══ Records to process

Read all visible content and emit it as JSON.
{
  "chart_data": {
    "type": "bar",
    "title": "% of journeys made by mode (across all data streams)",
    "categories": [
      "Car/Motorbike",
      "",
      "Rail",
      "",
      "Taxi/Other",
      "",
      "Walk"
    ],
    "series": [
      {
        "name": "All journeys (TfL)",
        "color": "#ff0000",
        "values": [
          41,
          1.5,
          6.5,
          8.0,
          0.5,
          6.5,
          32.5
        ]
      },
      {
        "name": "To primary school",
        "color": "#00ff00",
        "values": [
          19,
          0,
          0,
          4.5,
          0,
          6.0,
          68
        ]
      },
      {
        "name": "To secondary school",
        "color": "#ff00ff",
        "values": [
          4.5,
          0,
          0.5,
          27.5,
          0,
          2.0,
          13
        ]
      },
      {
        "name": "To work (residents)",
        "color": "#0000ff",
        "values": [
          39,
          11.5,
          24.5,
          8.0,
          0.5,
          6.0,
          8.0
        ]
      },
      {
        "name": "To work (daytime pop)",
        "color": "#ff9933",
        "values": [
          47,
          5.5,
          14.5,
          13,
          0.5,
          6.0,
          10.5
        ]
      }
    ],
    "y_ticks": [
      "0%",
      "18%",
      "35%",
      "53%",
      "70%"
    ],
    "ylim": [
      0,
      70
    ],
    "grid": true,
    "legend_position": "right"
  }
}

════

List every line above that contains the word "name".

Task response
        "name": "All journeys (TfL)",
        "name": "To primary school",
        "name": "To secondary school",
        "name": "To work (residents)",
        "name": "To work (daytime pop)",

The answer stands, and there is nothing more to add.